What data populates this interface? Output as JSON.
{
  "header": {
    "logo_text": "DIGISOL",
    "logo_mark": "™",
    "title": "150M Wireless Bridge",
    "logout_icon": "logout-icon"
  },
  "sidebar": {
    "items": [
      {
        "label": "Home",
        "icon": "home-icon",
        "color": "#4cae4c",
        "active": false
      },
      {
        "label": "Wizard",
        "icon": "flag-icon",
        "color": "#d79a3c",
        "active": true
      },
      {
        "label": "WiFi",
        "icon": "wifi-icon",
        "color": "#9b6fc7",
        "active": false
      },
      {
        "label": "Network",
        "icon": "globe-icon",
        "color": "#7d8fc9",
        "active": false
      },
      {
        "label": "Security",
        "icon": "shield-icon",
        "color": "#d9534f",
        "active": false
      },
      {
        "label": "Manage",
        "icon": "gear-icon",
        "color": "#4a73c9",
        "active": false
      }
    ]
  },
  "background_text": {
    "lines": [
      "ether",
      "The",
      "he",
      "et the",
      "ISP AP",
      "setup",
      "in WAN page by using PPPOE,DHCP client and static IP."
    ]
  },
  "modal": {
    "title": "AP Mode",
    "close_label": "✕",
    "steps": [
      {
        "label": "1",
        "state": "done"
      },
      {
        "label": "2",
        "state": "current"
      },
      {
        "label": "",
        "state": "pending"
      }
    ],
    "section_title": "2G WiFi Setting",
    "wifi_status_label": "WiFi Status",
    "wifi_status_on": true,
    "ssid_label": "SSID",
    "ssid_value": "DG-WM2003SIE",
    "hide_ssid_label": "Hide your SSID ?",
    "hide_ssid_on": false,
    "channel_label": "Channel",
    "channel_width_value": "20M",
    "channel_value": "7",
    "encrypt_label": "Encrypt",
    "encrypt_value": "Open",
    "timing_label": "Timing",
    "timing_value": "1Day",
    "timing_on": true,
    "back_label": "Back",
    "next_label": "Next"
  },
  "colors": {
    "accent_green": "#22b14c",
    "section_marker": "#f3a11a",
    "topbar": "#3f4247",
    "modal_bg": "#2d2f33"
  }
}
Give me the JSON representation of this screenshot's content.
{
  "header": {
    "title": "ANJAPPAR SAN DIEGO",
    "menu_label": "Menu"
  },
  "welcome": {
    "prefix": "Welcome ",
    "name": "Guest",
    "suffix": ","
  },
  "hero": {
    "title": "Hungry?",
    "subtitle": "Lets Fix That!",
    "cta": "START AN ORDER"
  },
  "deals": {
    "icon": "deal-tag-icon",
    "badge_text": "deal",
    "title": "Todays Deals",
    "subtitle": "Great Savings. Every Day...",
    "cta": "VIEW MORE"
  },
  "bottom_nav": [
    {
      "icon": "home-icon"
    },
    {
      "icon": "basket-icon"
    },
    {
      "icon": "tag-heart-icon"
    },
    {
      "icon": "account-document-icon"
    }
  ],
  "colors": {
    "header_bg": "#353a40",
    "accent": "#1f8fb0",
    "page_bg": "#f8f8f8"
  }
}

* Directive *
Send back all of the entries exactly, with nothing missing.

* Worked answer *
What data populates this interface? Output as JSON.
{
  "header": {
    "logo_text": "DIGISOL",
    "logo_mark": "™",
    "title": "150M Wireless Bridge",
    "logout_icon": "logout-icon"
  },
  "sidebar": {
    "items": [
      {
        "label": "Home",
        "icon": "home-icon",
        "color": "#4cae4c",
        "active": false
      },
      {
        "label": "Wizard",
        "icon": "flag-icon",
        "color": "#d79a3c",
        "active": true
      },
      {
        "label": "WiFi",
        "icon": "wifi-icon",
        "color": "#9b6fc7",
        "active": false
      },
      {
        "label": "Network",
        "icon": "globe-icon",
        "color": "#7d8fc9",
        "active": false
      },
      {
        "label": "Security",
        "icon": "shield-icon",
        "color": "#d9534f",
        "active": false
      },
      {
        "label": "Manage",
        "icon": "gear-icon",
        "color": "#4a73c9",
        "active": false
      }
    ]
  },
  "background_text": {
    "lines": [
      "ether",
      "The",
      "he",
      "et the",
      "ISP AP",
      "setup",
      "in WAN page by using PPPOE,DHCP client and static IP."
    ]
  },
  "modal": {
    "title": "AP Mode",
    "close_label": "✕",
    "steps": [
      {
        "label": "1",
        "state": "done"
      },
      {
        "label": "2",
        "state": "current"
      },
      {
        "label": "",
        "state": "pending"
      }
    ],
    "section_title": "2G WiFi Setting",
    "wifi_status_label": "WiFi Status",
    "wifi_status_on": true,
    "ssid_label": "SSID",
    "ssid_value": "DG-WM2003SIE",
    "hide_ssid_label": "Hide your SSID ?",
    "hide_ssid_on": false,
    "channel_label": "Channel",
    "channel_width_value": "20M",
    "channel_value": "7",
    "encrypt_label": "Encrypt",
    "encrypt_value": "Open",
    "timing_label": "Timing",
    "timing_value": "1Day",
    "timing_on": true,
    "back_label": "Back",
    "next_label": "Next"
  },
  "colors": {
    "accent_green": "#22b14c",
    "section_marker": "#f3a11a",
    "topbar": "#3f4247",
    "modal_bg": "#2d2f33"
  }
}
Give me the JSON representation of this screenshot's content.
{
  "header": {
    "title": "ANJAPPAR SAN DIEGO",
    "menu_label": "Menu"
  },
  "welcome": {
    "prefix": "Welcome ",
    "name": "Guest",
    "suffix": ","
  },
  "hero": {
    "title": "Hungry?",
    "subtitle": "Lets Fix That!",
    "cta": "START AN ORDER"
  },
  "deals": {
    "icon": "deal-tag-icon",
    "badge_text": "deal",
    "title": "Todays Deals",
    "subtitle": "Great Savings. Every Day...",
    "cta": "VIEW MORE"
  },
  "bottom_nav": [
    {
      "icon": "home-icon"
    },
    {
      "icon": "basket-icon"
    },
    {
      "icon": "tag-heart-icon"
    },
    {
      "icon": "account-document-icon"
    }
  ],
  "colors": {
    "header_bg": "#353a40",
    "accent": "#1f8fb0",
    "page_bg": "#f8f8f8"
  }
}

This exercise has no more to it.